REQUIREMENT
Put the lines of the records below into a Markdown table with the columns Row and Line. Begin at the line that has "date-number: 29: [476, 430, 495, 446]", stop after the one that has "date-cell: [507, 561, 550, 589]", number each row, and leave out blank lines.

RECORDS FOR THE TASK
——

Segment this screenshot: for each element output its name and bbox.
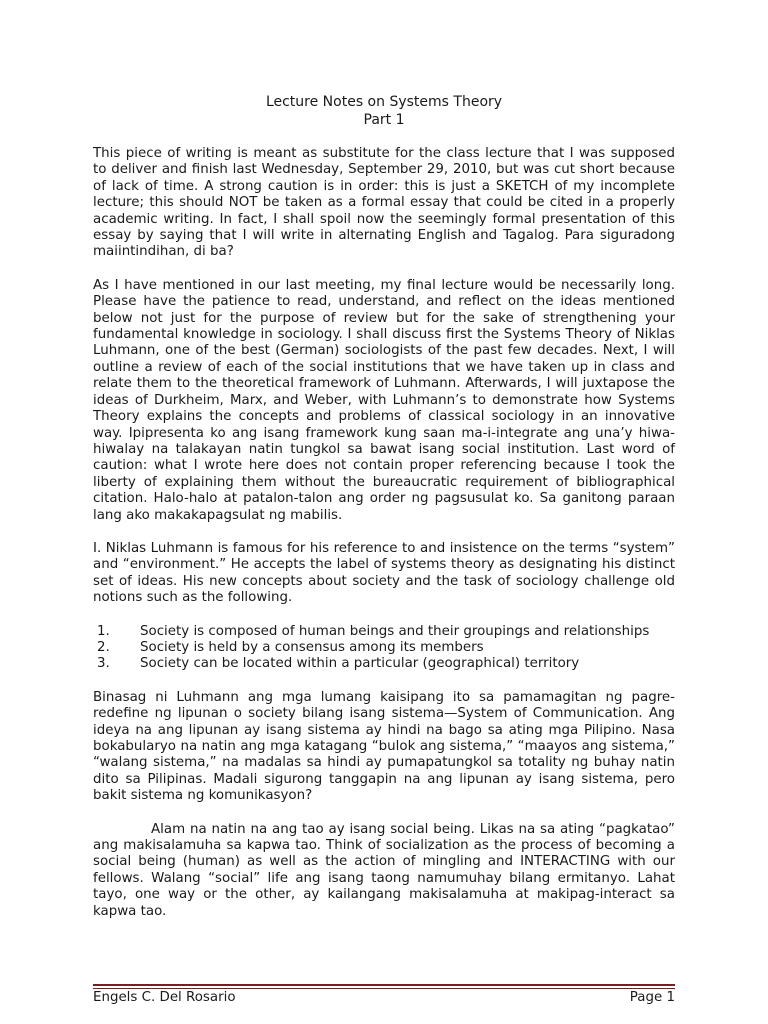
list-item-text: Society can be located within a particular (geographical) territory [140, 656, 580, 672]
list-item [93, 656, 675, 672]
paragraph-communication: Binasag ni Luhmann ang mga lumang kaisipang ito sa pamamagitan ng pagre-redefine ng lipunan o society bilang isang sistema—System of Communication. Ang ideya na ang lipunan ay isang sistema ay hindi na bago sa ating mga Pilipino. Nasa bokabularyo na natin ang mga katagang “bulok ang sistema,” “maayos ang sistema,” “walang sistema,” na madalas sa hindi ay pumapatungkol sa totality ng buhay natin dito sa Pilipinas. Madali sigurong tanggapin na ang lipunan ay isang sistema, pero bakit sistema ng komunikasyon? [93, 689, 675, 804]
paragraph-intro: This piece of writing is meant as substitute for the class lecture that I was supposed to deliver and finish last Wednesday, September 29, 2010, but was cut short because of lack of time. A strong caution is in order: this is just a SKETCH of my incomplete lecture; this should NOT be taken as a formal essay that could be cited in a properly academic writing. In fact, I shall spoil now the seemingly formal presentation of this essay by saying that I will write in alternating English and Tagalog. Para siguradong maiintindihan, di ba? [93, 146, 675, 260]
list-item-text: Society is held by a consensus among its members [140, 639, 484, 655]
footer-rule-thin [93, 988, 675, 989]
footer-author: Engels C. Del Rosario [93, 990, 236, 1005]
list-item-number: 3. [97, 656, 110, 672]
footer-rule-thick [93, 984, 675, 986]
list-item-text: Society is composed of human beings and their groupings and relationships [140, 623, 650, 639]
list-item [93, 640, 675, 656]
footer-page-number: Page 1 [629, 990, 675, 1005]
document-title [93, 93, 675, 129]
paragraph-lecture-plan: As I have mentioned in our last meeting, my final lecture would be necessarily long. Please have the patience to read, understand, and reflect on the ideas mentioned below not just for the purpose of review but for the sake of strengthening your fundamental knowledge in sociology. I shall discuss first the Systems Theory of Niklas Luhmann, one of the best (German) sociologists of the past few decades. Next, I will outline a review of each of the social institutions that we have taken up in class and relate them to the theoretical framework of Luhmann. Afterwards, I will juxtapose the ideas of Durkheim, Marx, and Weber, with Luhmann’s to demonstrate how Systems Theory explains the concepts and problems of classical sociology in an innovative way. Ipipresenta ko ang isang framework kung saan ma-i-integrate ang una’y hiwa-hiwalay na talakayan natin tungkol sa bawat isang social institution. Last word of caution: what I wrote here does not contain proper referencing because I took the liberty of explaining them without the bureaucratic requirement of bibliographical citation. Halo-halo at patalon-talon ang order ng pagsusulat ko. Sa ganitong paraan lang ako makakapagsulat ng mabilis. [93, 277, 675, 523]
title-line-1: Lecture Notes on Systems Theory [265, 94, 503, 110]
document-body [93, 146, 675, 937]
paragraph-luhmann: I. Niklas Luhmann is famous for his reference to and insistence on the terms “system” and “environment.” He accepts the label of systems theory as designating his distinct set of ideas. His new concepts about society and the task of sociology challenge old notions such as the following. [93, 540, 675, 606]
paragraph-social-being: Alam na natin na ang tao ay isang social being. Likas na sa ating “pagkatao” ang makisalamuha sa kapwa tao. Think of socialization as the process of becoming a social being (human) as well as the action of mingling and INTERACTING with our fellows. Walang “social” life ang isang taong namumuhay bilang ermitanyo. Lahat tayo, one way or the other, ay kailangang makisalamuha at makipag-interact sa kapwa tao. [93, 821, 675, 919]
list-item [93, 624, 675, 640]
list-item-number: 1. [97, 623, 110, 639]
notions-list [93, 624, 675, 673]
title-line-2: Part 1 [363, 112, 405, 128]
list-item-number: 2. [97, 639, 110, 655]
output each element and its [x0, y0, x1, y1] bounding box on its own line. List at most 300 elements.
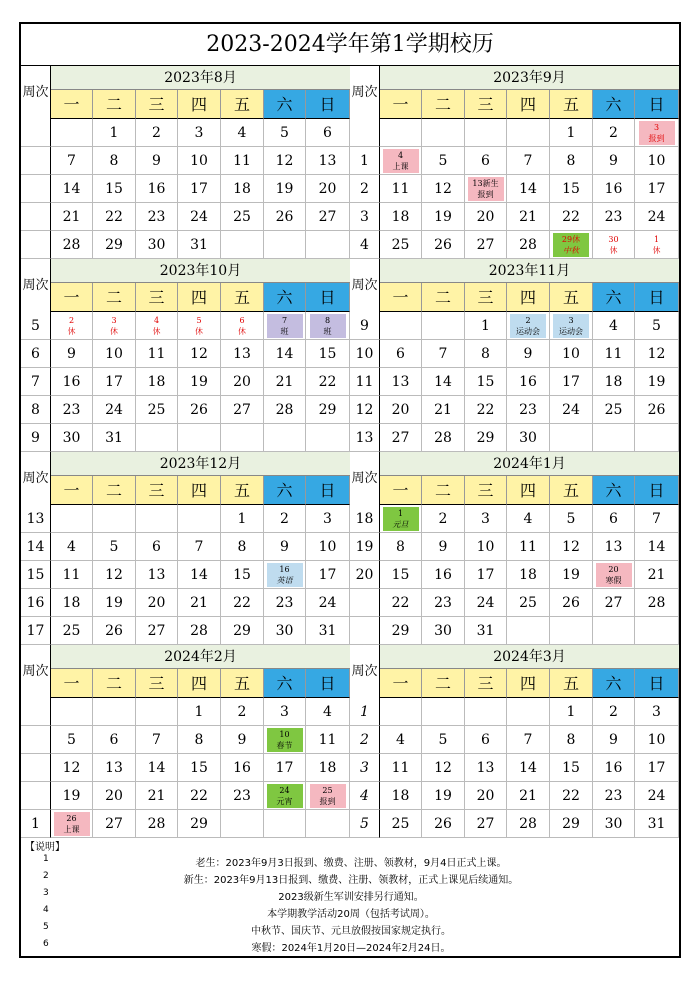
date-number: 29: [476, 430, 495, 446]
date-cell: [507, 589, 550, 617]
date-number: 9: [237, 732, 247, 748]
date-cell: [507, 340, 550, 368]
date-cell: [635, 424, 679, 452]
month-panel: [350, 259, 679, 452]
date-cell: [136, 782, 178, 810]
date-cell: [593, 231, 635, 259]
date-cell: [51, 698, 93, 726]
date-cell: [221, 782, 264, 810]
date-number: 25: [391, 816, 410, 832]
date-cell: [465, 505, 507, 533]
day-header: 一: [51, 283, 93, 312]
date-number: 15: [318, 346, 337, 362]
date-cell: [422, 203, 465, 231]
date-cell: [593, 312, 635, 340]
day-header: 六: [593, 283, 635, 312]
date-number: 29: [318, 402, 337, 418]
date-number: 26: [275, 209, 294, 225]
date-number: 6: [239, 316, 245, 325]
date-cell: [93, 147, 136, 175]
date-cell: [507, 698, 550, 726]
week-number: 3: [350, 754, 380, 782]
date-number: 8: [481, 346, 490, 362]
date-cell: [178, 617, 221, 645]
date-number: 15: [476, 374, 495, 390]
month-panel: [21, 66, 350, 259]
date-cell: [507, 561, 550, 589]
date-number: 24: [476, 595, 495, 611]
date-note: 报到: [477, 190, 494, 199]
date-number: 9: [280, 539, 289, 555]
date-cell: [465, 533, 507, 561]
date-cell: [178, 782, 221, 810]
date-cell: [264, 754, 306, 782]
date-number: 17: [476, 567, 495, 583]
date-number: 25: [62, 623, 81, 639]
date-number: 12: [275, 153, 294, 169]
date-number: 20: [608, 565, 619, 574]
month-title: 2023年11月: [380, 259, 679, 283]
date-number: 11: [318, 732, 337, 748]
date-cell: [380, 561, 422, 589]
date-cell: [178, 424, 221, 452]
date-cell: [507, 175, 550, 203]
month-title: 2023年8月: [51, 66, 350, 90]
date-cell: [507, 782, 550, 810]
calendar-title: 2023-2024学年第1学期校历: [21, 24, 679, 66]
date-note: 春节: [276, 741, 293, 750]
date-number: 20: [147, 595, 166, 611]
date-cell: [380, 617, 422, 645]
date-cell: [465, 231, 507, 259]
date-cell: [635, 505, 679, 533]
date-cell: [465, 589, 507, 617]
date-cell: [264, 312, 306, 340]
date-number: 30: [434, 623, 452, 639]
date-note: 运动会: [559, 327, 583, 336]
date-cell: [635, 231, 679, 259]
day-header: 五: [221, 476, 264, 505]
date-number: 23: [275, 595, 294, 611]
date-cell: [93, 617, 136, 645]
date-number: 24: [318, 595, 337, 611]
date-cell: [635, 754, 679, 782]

——

ANSWER
| Row | Line |
|---|---|
| 1 | date-number: 29: [476, 430, 495, 446] |
| 2 | date-cell: [507, 589, 550, 617] |
| 3 | date-number: 9: [237, 732, 247, 748] |
| 4 | date-cell: [507, 340, 550, 368] |
| 5 | date-cell: [635, 424, 679, 452] |
| 6 | month-panel: [350, 259, 679, 452] |
| 7 | date-cell: [136, 782, 178, 810] |
| 8 | date-cell: [593, 231, 635, 259] |
| 9 | date-cell: [51, 698, 93, 726] |
| 10 | date-cell: [221, 782, 264, 810] |
| 11 | date-number: 25: [391, 816, 410, 832] |
| 12 | date-cell: [465, 505, 507, 533] |
| 13 | day-header: 一: [51, 283, 93, 312] |
| 14 | date-number: 15: [318, 346, 337, 362] |
| 15 | date-cell: [422, 203, 465, 231] |
| 16 | date-cell: [593, 312, 635, 340] |
| 17 | day-header: 六: [593, 283, 635, 312] |
| 18 | date-number: 29: [318, 402, 337, 418] |
| 19 | date-number: 26: [275, 209, 294, 225] |
| 20 | date-number: 6: [239, 316, 245, 325] |
| 21 | date-cell: [93, 147, 136, 175] |
| 22 | date-cell: [507, 698, 550, 726] |
| 23 | week-number: 3: [350, 754, 380, 782] |
| 24 | date-number: 8: [481, 346, 490, 362] |
| 25 | date-cell: [178, 617, 221, 645] |
| 26 | date-number: 15: [476, 374, 495, 390] |
| 27 | month-panel: [21, 66, 350, 259] |
| 28 | date-cell: [507, 561, 550, 589] |